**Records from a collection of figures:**
• • •
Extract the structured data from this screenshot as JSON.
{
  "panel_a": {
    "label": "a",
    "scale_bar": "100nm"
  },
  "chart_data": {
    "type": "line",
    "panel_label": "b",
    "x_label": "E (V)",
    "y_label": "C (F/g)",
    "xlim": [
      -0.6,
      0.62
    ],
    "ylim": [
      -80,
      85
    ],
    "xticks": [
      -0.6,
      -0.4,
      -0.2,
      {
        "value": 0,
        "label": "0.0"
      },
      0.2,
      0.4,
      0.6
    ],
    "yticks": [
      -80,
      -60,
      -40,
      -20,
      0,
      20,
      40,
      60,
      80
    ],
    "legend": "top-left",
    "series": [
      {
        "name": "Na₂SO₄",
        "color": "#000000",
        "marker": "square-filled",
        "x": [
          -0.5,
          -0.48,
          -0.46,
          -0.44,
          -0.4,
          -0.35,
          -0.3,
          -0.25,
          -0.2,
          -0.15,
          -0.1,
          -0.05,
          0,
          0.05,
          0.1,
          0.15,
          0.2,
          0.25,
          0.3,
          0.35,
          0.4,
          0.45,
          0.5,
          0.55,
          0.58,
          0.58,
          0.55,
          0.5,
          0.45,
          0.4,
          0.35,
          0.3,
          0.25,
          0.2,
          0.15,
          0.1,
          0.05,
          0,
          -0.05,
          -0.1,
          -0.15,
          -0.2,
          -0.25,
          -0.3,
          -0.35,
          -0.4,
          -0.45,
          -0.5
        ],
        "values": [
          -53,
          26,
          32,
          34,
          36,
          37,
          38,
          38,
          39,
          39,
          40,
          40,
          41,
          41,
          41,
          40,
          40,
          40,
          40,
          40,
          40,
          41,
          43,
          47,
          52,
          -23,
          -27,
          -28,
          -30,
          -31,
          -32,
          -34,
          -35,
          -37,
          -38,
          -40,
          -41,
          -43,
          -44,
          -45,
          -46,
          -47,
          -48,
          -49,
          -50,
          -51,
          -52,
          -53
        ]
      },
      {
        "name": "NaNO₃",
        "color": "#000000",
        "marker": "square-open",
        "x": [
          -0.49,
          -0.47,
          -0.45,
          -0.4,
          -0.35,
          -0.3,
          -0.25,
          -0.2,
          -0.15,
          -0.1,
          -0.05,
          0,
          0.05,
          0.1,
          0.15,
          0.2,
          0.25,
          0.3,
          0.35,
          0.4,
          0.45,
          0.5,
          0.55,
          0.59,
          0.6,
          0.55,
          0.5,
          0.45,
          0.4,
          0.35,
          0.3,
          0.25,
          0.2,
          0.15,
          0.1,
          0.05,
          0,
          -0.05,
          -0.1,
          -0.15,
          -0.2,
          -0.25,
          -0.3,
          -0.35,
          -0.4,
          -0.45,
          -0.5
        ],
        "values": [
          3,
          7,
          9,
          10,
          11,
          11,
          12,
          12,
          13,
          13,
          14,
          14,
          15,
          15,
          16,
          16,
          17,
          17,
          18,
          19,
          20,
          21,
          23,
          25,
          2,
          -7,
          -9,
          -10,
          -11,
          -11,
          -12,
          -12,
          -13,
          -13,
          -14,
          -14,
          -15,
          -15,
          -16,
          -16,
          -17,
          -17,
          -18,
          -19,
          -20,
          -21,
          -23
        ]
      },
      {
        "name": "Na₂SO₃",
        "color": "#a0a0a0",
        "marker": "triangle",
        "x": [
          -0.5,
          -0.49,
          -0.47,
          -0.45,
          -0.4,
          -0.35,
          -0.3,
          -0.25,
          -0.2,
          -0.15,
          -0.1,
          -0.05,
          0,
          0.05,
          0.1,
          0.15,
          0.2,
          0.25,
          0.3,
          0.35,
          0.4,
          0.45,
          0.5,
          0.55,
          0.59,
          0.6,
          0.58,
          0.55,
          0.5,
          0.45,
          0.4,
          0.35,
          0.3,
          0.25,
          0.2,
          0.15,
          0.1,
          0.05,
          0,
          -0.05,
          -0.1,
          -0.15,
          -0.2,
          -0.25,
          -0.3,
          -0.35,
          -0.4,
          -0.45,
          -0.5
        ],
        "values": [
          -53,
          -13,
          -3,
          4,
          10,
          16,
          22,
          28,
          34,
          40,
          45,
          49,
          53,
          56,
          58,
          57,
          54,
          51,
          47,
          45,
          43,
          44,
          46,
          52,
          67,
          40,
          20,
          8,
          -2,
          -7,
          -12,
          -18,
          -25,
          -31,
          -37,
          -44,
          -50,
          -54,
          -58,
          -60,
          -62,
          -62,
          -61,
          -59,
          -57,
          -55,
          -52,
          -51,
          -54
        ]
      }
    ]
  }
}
• • •
**REQUEST:**
Copy down the material exactly as written.

**SOLUTION:**
Extract the structured data from this screenshot as JSON.
{
  "panel_a": {
    "label": "a",
    "scale_bar": "100nm"
  },
  "chart_data": {
    "type": "line",
    "panel_label": "b",
    "x_label": "E (V)",
    "y_label": "C (F/g)",
    "xlim": [
      -0.6,
      0.62
    ],
    "ylim": [
      -80,
      85
    ],
    "xticks": [
      -0.6,
      -0.4,
      -0.2,
      {
        "value": 0,
        "label": "0.0"
      },
      0.2,
      0.4,
      0.6
    ],
    "yticks": [
      -80,
      -60,
      -40,
      -20,
      0,
      20,
      40,
      60,
      80
    ],
    "legend": "top-left",
    "series": [
      {
        "name": "Na₂SO₄",
        "color": "#000000",
        "marker": "square-filled",
        "x": [
          -0.5,
          -0.48,
          -0.46,
          -0.44,
          -0.4,
          -0.35,
          -0.3,
          -0.25,
          -0.2,
          -0.15,
          -0.1,
          -0.05,
          0,
          0.05,
          0.1,
          0.15,
          0.2,
          0.25,
          0.3,
          0.35,
          0.4,
          0.45,
          0.5,
          0.55,
          0.58,
          0.58,
          0.55,
          0.5,
          0.45,
          0.4,
          0.35,
          0.3,
          0.25,
          0.2,
          0.15,
          0.1,
          0.05,
          0,
          -0.05,
          -0.1,
          -0.15,
          -0.2,
          -0.25,
          -0.3,
          -0.35,
          -0.4,
          -0.45,
          -0.5
        ],
        "values": [
          -53,
          26,
          32,
          34,
          36,
          37,
          38,
          38,
          39,
          39,
          40,
          40,
          41,
          41,
          41,
          40,
          40,
          40,
          40,
          40,
          40,
          41,
          43,
          47,
          52,
          -23,
          -27,
          -28,
          -30,
          -31,
          -32,
          -34,
          -35,
          -37,
          -38,
          -40,
          -41,
          -43,
          -44,
          -45,
          -46,
          -47,
          -48,
          -49,
          -50,
          -51,
          -52,
          -53
        ]
      },
      {
        "name": "NaNO₃",
        "color": "#000000",
        "marker": "square-open",
        "x": [
          -0.49,
          -0.47,
          -0.45,
          -0.4,
          -0.35,
          -0.3,
          -0.25,
          -0.2,
          -0.15,
          -0.1,
          -0.05,
          0,
          0.05,
          0.1,
          0.15,
          0.2,
          0.25,
          0.3,
          0.35,
          0.4,
          0.45,
          0.5,
          0.55,
          0.59,
          0.6,
          0.55,
          0.5,
          0.45,
          0.4,
          0.35,
          0.3,
          0.25,
          0.2,
          0.15,
          0.1,
          0.05,
          0,
          -0.05,
          -0.1,
          -0.15,
          -0.2,
          -0.25,
          -0.3,
          -0.35,
          -0.4,
          -0.45,
          -0.5
        ],
        "values": [
          3,
          7,
          9,
          10,
          11,
          11,
          12,
          12,
          13,
          13,
          14,
          14,
          15,
          15,
          16,
          16,
          17,
          17,
          18,
          19,
          20,
          21,
          23,
          25,
          2,
          -7,
          -9,
          -10,
          -11,
          -11,
          -12,
          -12,
          -13,
          -13,
          -14,
          -14,
          -15,
          -15,
          -16,
          -16,
          -17,
          -17,
          -18,
          -19,
          -20,
          -21,
          -23
        ]
      },
      {
        "name": "Na₂SO₃",
        "color": "#a0a0a0",
        "marker": "triangle",
        "x": [
          -0.5,
          -0.49,
          -0.47,
          -0.45,
          -0.4,
          -0.35,
          -0.3,
          -0.25,
          -0.2,
          -0.15,
          -0.1,
          -0.05,
          0,
          0.05,
          0.1,
          0.15,
          0.2,
          0.25,
          0.3,
          0.35,
          0.4,
          0.45,
          0.5,
          0.55,
          0.59,
          0.6,
          0.58,
          0.55,
          0.5,
          0.45,
          0.4,
          0.35,
          0.3,
          0.25,
          0.2,
          0.15,
          0.1,
          0.05,
          0,
          -0.05,
          -0.1,
          -0.15,
          -0.2,
          -0.25,
          -0.3,
          -0.35,
          -0.4,
          -0.45,
          -0.5
        ],
        "values": [
          -53,
          -13,
          -3,
          4,
          10,
          16,
          22,
          28,
          34,
          40,
          45,
          49,
          53,
          56,
          58,
          57,
          54,
          51,
          47,
          45,
          43,
          44,
          46,
          52,
          67,
          40,
          20,
          8,
          -2,
          -7,
          -12,
          -18,
          -25,
          -31,
          -37,
          -44,
          -50,
          -54,
          -58,
          -60,
          -62,
          -62,
          -61,
          -59,
          -57,
          -55,
          -52,
          -51,
          -54
        ]
      }
    ]
  }
}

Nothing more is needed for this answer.